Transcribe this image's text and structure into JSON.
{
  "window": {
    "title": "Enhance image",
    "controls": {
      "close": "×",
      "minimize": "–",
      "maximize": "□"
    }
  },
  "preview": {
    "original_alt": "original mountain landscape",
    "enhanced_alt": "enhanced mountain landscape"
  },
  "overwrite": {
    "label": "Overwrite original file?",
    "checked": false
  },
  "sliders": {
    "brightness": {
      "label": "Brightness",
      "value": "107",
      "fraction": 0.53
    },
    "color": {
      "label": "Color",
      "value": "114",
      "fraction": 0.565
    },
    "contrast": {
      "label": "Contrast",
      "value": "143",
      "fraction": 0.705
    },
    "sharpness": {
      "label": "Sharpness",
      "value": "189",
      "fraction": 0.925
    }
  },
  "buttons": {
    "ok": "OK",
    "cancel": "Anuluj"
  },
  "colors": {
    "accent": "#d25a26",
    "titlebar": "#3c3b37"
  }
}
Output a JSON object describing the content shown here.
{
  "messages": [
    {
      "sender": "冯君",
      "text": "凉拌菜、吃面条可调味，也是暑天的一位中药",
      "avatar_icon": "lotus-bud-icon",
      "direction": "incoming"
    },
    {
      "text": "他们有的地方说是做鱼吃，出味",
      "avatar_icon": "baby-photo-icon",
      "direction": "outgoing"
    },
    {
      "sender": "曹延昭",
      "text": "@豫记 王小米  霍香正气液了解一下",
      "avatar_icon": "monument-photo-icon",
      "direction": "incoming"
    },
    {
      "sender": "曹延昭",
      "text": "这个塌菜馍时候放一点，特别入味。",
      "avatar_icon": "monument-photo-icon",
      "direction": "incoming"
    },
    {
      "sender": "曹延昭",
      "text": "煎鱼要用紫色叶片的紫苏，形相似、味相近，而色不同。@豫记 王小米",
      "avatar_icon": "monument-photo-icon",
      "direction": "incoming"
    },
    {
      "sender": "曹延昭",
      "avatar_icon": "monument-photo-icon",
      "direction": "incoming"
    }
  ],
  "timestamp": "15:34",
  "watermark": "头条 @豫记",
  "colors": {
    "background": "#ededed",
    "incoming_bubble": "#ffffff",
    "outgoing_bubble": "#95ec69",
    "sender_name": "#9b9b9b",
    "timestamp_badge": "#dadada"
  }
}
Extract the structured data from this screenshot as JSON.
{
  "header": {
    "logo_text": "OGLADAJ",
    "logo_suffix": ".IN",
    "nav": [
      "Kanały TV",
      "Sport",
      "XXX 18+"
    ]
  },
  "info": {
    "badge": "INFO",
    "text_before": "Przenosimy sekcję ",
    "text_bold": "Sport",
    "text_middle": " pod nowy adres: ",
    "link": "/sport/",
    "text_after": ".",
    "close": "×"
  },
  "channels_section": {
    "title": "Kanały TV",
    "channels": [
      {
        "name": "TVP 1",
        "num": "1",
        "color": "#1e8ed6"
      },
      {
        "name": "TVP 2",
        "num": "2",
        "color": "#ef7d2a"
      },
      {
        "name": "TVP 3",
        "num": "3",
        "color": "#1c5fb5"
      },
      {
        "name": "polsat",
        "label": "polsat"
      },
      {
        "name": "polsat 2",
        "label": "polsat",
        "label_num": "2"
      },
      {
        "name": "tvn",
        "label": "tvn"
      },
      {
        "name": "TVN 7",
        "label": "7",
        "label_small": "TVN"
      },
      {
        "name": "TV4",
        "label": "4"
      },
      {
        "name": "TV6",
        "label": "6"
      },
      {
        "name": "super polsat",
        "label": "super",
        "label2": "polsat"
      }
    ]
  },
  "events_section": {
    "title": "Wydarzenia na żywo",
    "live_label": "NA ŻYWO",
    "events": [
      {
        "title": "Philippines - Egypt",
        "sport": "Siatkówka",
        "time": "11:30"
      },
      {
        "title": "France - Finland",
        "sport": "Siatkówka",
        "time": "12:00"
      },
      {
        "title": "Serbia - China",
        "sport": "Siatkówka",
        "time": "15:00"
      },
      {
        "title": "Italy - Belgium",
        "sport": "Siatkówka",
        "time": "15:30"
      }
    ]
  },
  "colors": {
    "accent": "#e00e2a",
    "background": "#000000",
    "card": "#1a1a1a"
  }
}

== == ==

**The exercise**
What is the number of lines in the data holding the word "background"? Reply with that number only.

**Finished answer**
2